# [Exercise material]

◆ ◆ ◆ ◆

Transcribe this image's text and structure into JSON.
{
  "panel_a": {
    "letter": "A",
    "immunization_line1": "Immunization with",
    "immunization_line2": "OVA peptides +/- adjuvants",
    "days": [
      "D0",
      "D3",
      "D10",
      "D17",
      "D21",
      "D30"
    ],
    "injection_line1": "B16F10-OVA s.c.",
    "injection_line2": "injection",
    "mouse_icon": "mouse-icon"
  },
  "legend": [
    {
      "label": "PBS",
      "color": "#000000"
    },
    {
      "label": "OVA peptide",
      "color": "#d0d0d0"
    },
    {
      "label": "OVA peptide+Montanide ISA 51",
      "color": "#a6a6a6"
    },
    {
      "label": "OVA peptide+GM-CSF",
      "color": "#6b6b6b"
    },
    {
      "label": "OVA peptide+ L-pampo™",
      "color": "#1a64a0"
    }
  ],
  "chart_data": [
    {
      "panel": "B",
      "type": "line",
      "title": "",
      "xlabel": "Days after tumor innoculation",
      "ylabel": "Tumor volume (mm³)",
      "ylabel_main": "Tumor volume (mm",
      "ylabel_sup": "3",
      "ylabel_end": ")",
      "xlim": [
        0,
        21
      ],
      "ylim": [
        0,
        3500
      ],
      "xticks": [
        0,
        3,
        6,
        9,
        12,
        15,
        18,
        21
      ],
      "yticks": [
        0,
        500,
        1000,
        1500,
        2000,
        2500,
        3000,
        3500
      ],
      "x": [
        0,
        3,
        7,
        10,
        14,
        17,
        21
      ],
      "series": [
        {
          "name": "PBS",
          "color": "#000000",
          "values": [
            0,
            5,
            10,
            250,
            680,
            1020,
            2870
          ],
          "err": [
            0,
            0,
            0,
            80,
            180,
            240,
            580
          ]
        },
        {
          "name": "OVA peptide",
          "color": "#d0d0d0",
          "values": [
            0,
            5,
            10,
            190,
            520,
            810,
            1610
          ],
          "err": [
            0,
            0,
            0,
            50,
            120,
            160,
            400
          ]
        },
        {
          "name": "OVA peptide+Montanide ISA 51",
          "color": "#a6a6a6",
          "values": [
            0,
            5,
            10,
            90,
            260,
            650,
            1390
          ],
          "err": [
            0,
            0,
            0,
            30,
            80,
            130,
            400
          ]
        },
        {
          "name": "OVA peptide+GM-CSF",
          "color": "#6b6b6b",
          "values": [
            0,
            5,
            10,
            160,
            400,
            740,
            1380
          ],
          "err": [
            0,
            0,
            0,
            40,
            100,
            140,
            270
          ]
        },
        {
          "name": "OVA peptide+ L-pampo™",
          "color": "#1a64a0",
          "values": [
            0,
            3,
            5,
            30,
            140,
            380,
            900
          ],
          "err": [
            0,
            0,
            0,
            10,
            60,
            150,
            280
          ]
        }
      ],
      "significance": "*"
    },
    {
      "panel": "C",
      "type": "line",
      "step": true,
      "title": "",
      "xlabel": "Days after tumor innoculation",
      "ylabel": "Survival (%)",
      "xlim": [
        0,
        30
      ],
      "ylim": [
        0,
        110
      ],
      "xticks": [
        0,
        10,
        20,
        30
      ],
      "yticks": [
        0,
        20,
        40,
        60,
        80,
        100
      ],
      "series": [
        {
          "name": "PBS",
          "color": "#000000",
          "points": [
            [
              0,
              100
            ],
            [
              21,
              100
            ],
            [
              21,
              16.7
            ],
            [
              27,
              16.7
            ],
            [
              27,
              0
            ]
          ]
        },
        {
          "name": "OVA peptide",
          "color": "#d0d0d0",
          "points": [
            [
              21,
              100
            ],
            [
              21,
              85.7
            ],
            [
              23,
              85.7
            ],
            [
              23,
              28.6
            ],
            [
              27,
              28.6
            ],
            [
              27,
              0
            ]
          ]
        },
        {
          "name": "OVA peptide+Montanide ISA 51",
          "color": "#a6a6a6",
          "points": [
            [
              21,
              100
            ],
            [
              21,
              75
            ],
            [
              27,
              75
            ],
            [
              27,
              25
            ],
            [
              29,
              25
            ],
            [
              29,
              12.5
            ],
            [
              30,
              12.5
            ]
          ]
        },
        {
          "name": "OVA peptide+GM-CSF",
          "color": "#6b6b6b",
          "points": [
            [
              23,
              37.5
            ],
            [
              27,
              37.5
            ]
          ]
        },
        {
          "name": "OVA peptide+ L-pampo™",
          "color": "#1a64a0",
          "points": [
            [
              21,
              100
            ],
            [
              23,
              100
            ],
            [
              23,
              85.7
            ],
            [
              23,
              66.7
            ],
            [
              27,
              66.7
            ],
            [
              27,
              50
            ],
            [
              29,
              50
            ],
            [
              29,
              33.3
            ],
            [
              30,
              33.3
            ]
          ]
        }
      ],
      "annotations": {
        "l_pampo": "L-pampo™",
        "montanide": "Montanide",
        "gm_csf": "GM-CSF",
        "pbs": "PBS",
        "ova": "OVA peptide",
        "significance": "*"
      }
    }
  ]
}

◆ ◆ ◆ ◆

# [Work to be completed]
Retype the records, line for line.

# [Result]
Transcribe this image's text and structure into JSON.
{
  "panel_a": {
    "letter": "A",
    "immunization_line1": "Immunization with",
    "immunization_line2": "OVA peptides +/- adjuvants",
    "days": [
      "D0",
      "D3",
      "D10",
      "D17",
      "D21",
      "D30"
    ],
    "injection_line1": "B16F10-OVA s.c.",
    "injection_line2": "injection",
    "mouse_icon": "mouse-icon"
  },
  "legend": [
    {
      "label": "PBS",
      "color": "#000000"
    },
    {
      "label": "OVA peptide",
      "color": "#d0d0d0"
    },
    {
      "label": "OVA peptide+Montanide ISA 51",
      "color": "#a6a6a6"
    },
    {
      "label": "OVA peptide+GM-CSF",
      "color": "#6b6b6b"
    },
    {
      "label": "OVA peptide+ L-pampo™",
      "color": "#1a64a0"
    }
  ],
  "chart_data": [
    {
      "panel": "B",
      "type": "line",
      "title": "",
      "xlabel": "Days after tumor innoculation",
      "ylabel": "Tumor volume (mm³)",
      "ylabel_main": "Tumor volume (mm",
      "ylabel_sup": "3",
      "ylabel_end": ")",
      "xlim": [
        0,
        21
      ],
      "ylim": [
        0,
        3500
      ],
      "xticks": [
        0,
        3,
        6,
        9,
        12,
        15,
        18,
        21
      ],
      "yticks": [
        0,
        500,
        1000,
        1500,
        2000,
        2500,
        3000,
        3500
      ],
      "x": [
        0,
        3,
        7,
        10,
        14,
        17,
        21
      ],
      "series": [
        {
          "name": "PBS",
          "color": "#000000",
          "values": [
            0,
            5,
            10,
            250,
            680,
            1020,
            2870
          ],
          "err": [
            0,
            0,
            0,
            80,
            180,
            240,
            580
          ]
        },
        {
          "name": "OVA peptide",
          "color": "#d0d0d0",
          "values": [
            0,
            5,
            10,
            190,
            520,
            810,
            1610
          ],
          "err": [
            0,
            0,
            0,
            50,
            120,
            160,
            400
          ]
        },
        {
          "name": "OVA peptide+Montanide ISA 51",
          "color": "#a6a6a6",
          "values": [
            0,
            5,
            10,
            90,
            260,
            650,
            1390
          ],
          "err": [
            0,
            0,
            0,
            30,
            80,
            130,
            400
          ]
        },
        {
          "name": "OVA peptide+GM-CSF",
          "color": "#6b6b6b",
          "values": [
            0,
            5,
            10,
            160,
            400,
            740,
            1380
          ],
          "err": [
            0,
            0,
            0,
            40,
            100,
            140,
            270
          ]
        },
        {
          "name": "OVA peptide+ L-pampo™",
          "color": "#1a64a0",
          "values": [
            0,
            3,
            5,
            30,
            140,
            380,
            900
          ],
          "err": [
            0,
            0,
            0,
            10,
            60,
            150,
            280
          ]
        }
      ],
      "significance": "*"
    },
    {
      "panel": "C",
      "type": "line",
      "step": true,
      "title": "",
      "xlabel": "Days after tumor innoculation",
      "ylabel": "Survival (%)",
      "xlim": [
        0,
        30
      ],
      "ylim": [
        0,
        110
      ],
      "xticks": [
        0,
        10,
        20,
        30
      ],
      "yticks": [
        0,
        20,
        40,
        60,
        80,
        100
      ],
      "series": [
        {
          "name": "PBS",
          "color": "#000000",
          "points": [
            [
              0,
              100
            ],
            [
              21,
              100
            ],
            [
              21,
              16.7
            ],
            [
              27,
              16.7
            ],
            [
              27,
              0
            ]
          ]
        },
        {
          "name": "OVA peptide",
          "color": "#d0d0d0",
          "points": [
            [
              21,
              100
            ],
            [
              21,
              85.7
            ],
            [
              23,
              85.7
            ],
            [
              23,
              28.6
            ],
            [
              27,
              28.6
            ],
            [
              27,
              0
            ]
          ]
        },
        {
          "name": "OVA peptide+Montanide ISA 51",
          "color": "#a6a6a6",
          "points": [
            [
              21,
              100
            ],
            [
              21,
              75
            ],
            [
              27,
              75
            ],
            [
              27,
              25
            ],
            [
              29,
              25
            ],
            [
              29,
              12.5
            ],
            [
              30,
              12.5
            ]
          ]
        },
        {
          "name": "OVA peptide+GM-CSF",
          "color": "#6b6b6b",
          "points": [
            [
              23,
              37.5
            ],
            [
              27,
              37.5
            ]
          ]
        },
        {
          "name": "OVA peptide+ L-pampo™",
          "color": "#1a64a0",
          "points": [
            [
              21,
              100
            ],
            [
              23,
              100
            ],
            [
              23,
              85.7
            ],
            [
              23,
              66.7
            ],
            [
              27,
              66.7
            ],
            [
              27,
              50
            ],
            [
              29,
              50
            ],
            [
              29,
              33.3
            ],
            [
              30,
              33.3
            ]
          ]
        }
      ],
      "annotations": {
        "l_pampo": "L-pampo™",
        "montanide": "Montanide",
        "gm_csf": "GM-CSF",
        "pbs": "PBS",
        "ova": "OVA peptide",
        "significance": "*"
      }
    }
  ]
}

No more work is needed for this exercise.